- _WORK TO COMPLETE_: List each line of the data in which the string "duration" appears.

(Stored data)
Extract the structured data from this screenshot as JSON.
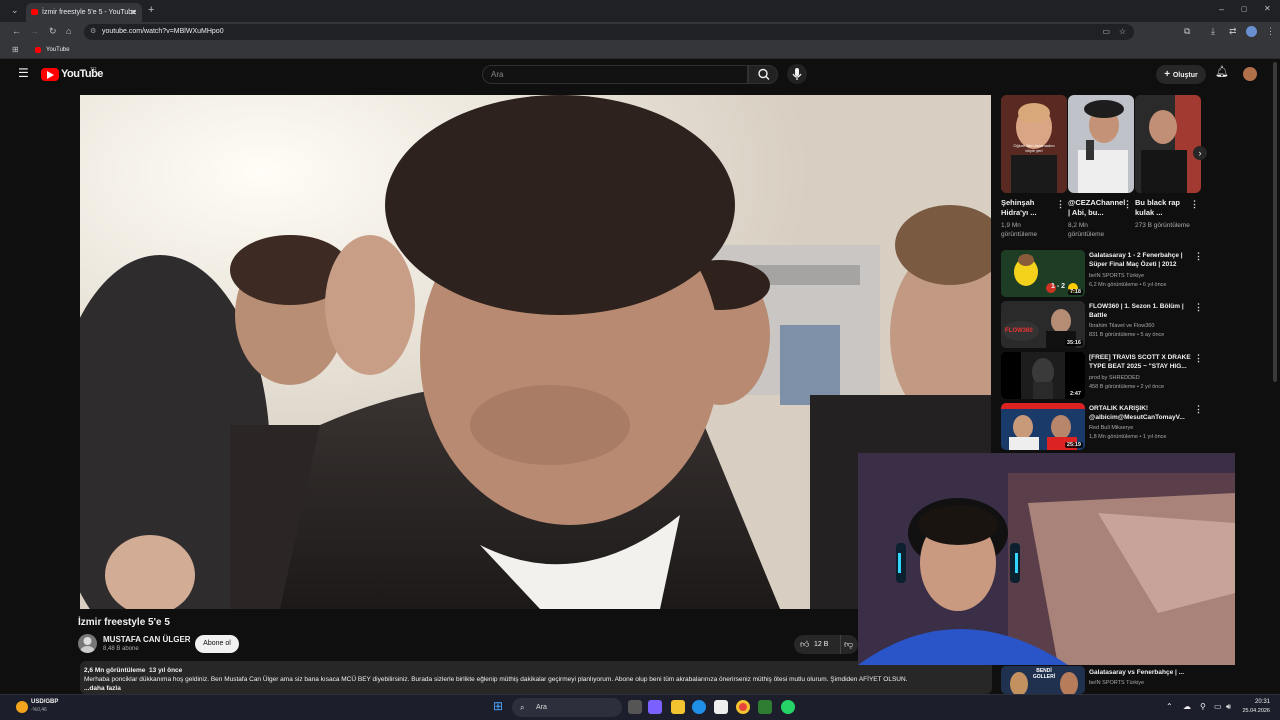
{
  "browser": {
    "tab_title": "İzmir freestyle 5'e 5 - YouTube",
    "url": "youtube.com/watch?v=MBlWXuMHpo0",
    "bookmark": "YouTube"
  },
  "header": {
    "logo": "YouTube",
    "logo_region": "TR",
    "search_placeholder": "Ara",
    "create_label": "Oluştur"
  },
  "video": {
    "title": "İzmir freestyle 5'e 5",
    "channel": "MUSTAFA CAN ÜLGER",
    "subscribers": "8,48 B abone",
    "subscribe_label": "Abone ol",
    "likes": "12 B",
    "views": "2,6 Mn görüntüleme",
    "age": "13 yıl önce",
    "description": "Merhaba ponciklar dükkanıma hoş geldiniz. Ben Mustafa Can Ülger ama siz bana kısaca MCÜ BEY diyebilirsiniz. Burada sizlerle birlikte eğlenip müthiş dakikalar geçirmeyi planlıyorum. Abone olup beni tüm akrabalarınıza önerirseniz müthiş ötesi mutlu olurum. Şimdiden AFİYET OLSUN.",
    "more": "...daha fazla"
  },
  "shorts": [
    {
      "title": "Şehinşah Hidra'yı ...",
      "views": "1,9 Mn görüntüleme",
      "thumb_overlay": "Oğlum Ben Anlamadım böyle yeri"
    },
    {
      "title": "@CEZAChannel | Abi, bu...",
      "views": "8,2 Mn görüntüleme"
    },
    {
      "title": "Bu black rap kulak ...",
      "views": "273 B görüntüleme"
    }
  ],
  "recommendations": [
    {
      "title": "Galatasaray 1 - 2 Fenerbahçe | Süper Final Maç Özeti | 2012",
      "channel": "beIN SPORTS Türkiye",
      "meta": "6,2 Mn görüntüleme • 6 yıl önce",
      "duration": "7:18",
      "thumb_text": "1 - 2"
    },
    {
      "title": "FLOW360 | 1. Sezon 1. Bölüm | Battle",
      "channel": "İbrahim Tilavet ve Flow360",
      "meta": "831 B görüntüleme • 5 ay önce",
      "duration": "35:16",
      "thumb_text": "FLOW360"
    },
    {
      "title": "[FREE] TRAVIS SCOTT X DRAKE TYPE BEAT 2025 ~ \"STAY HIG...",
      "channel": "prod by SHREDDED",
      "meta": "458 B görüntüleme • 2 yıl önce",
      "duration": "2:47"
    },
    {
      "title": "ORTALIK KARIŞIK! @albicim@MesutCanTomayV...",
      "channel": "Red Bull Mikserye",
      "meta": "1,8 Mn görüntüleme • 1 yıl önce",
      "duration": "25:19"
    },
    {
      "title": "Galatasaray vs Fenerbahçe | ...",
      "channel": "beIN SPORTS Türkiye",
      "meta": "",
      "duration": "",
      "thumb_text": "BENDİ GOLLERİ"
    }
  ],
  "taskbar": {
    "ticker": "USD/GBP",
    "ticker_change": "-%0,46",
    "search": "Ara",
    "time": "20:31",
    "date": "25.04.2026"
  },
  "colors": {
    "background": "#0f0f0f",
    "youtube_red": "#ff0000",
    "chrome_dark": "#202124"
  }
}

- _ANSWER FOR THE TASK_:
      "duration": "7:18",
      "duration": "35:16",
      "duration": "2:47"
      "duration": "25:19"
      "duration": "",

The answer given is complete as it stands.